[Begin Task material]
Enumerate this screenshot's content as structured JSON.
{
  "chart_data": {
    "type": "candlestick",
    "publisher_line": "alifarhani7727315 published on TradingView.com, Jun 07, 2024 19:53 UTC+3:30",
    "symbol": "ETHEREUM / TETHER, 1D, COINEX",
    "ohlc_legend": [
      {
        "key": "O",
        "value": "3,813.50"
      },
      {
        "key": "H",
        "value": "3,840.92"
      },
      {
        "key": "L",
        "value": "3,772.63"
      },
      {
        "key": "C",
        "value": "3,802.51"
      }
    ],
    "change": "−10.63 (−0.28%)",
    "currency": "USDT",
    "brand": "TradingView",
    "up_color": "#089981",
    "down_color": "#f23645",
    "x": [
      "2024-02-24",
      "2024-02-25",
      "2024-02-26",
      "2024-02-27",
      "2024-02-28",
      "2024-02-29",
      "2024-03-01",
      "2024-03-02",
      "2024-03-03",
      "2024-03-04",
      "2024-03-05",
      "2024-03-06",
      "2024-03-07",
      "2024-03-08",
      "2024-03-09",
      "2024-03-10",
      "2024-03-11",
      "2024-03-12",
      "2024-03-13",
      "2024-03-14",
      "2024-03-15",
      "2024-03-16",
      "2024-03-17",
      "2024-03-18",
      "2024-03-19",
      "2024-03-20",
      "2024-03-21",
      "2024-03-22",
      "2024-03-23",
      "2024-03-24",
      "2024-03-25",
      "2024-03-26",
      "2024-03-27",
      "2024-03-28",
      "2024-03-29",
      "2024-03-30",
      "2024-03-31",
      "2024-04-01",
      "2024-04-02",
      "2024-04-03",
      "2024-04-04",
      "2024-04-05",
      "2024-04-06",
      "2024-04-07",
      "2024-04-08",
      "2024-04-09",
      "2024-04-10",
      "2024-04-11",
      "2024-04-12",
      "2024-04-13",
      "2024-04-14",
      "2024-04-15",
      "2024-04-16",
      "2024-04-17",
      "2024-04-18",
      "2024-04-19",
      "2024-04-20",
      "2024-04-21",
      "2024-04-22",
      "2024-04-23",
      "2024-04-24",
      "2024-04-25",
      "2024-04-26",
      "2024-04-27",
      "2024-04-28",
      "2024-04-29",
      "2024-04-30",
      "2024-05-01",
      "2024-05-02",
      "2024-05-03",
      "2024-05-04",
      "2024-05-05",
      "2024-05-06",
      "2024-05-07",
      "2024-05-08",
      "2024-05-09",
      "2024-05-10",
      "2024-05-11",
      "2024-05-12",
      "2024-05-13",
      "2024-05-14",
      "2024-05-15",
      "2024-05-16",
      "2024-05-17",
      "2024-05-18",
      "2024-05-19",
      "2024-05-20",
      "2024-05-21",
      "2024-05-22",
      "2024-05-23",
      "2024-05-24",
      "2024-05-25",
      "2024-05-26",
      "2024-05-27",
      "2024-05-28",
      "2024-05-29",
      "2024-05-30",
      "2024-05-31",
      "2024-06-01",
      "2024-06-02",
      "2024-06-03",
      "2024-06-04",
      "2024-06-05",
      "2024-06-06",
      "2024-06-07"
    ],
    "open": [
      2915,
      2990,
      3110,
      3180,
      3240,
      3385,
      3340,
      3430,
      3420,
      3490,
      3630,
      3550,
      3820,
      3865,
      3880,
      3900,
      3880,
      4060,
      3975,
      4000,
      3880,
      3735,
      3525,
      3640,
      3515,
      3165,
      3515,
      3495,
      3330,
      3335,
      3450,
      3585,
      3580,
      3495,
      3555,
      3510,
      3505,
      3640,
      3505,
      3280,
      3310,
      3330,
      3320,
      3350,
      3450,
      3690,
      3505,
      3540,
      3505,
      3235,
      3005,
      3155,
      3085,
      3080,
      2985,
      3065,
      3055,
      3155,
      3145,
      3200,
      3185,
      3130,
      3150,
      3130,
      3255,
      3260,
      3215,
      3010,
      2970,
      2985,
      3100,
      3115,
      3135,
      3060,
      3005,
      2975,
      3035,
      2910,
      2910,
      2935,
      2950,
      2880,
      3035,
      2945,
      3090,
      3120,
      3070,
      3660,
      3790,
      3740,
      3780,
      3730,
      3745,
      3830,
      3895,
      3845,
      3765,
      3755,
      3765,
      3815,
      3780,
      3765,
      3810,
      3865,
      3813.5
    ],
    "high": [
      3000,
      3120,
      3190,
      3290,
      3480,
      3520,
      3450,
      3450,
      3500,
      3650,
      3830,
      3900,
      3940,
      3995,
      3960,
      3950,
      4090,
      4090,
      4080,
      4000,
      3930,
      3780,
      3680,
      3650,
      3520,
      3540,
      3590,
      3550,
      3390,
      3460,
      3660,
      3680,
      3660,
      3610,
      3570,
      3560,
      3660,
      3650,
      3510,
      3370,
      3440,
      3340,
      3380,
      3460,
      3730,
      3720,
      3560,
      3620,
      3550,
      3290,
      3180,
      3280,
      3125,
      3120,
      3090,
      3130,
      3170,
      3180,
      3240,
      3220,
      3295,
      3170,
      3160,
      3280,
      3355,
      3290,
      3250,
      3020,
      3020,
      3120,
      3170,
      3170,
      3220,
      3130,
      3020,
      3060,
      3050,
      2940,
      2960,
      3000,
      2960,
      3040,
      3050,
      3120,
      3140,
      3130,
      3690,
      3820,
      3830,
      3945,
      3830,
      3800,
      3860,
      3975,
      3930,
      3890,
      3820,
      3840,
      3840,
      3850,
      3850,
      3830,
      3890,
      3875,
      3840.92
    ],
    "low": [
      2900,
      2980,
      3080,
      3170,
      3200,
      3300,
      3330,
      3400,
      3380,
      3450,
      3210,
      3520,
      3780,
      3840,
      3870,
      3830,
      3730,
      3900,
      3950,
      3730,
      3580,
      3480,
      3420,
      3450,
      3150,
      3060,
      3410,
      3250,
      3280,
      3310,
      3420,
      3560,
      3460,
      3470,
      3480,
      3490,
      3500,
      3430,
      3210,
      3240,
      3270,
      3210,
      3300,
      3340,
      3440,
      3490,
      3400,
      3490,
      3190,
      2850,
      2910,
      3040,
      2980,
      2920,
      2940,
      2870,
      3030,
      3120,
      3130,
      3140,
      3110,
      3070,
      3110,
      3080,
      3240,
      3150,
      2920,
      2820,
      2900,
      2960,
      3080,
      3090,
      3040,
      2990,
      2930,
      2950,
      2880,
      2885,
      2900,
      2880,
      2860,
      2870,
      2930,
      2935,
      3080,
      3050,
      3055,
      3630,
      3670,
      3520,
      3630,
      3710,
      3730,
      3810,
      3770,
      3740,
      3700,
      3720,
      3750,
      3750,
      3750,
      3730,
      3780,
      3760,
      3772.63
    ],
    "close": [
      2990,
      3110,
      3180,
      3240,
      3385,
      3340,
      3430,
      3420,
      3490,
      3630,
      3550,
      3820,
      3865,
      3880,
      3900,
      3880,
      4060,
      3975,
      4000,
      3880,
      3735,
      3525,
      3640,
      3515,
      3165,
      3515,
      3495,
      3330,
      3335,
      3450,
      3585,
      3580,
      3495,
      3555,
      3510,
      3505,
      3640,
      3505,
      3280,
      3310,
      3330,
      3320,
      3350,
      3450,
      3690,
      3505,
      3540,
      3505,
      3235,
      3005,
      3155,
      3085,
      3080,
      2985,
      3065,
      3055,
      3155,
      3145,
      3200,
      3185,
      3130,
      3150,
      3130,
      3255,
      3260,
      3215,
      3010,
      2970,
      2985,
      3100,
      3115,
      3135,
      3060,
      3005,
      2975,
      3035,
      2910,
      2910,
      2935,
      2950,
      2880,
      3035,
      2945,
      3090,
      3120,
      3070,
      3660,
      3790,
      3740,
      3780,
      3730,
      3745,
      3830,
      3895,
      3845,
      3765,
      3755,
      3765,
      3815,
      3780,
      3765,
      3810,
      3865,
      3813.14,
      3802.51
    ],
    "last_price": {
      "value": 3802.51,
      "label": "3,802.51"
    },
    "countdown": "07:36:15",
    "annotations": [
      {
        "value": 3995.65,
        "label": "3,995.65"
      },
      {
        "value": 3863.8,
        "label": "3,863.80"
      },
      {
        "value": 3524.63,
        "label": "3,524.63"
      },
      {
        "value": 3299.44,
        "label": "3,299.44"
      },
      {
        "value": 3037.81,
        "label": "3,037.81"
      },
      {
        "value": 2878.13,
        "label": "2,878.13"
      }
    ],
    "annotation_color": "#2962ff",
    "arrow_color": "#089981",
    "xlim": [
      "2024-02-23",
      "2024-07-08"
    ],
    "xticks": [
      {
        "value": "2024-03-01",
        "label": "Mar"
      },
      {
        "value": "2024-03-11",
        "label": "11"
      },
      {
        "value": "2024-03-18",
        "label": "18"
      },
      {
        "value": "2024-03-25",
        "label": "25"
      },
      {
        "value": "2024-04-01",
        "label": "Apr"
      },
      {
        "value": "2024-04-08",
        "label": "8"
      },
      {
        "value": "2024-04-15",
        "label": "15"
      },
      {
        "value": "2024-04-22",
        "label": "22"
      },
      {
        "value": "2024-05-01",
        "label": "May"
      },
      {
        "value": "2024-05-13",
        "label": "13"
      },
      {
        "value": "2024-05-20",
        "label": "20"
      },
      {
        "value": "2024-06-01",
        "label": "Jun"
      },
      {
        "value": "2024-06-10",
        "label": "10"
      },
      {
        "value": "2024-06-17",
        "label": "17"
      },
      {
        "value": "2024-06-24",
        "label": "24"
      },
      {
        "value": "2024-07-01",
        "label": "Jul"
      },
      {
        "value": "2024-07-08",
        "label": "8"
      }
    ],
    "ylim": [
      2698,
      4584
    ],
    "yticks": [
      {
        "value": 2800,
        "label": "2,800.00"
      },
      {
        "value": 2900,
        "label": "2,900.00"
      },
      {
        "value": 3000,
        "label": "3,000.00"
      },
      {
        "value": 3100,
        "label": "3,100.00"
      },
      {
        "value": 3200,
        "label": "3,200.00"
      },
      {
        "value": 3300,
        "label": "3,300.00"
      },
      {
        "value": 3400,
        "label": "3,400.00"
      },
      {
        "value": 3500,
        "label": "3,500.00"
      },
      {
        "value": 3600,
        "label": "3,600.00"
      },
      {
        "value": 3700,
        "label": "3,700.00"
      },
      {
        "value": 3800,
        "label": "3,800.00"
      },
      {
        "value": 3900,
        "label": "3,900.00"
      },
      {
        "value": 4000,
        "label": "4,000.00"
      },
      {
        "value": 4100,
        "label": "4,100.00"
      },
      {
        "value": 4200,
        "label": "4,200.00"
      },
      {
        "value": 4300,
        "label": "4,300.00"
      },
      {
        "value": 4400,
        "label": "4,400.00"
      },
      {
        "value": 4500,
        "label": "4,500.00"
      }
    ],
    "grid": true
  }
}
[End Task material]
- **What is expected**
Which lines of the material contain the string "TradingView"? List each of them.

- **Response**
    "publisher_line": "alifarhani7727315 published on TradingView.com, Jun 07, 2024 19:53 UTC+3:30",
    "brand": "TradingView",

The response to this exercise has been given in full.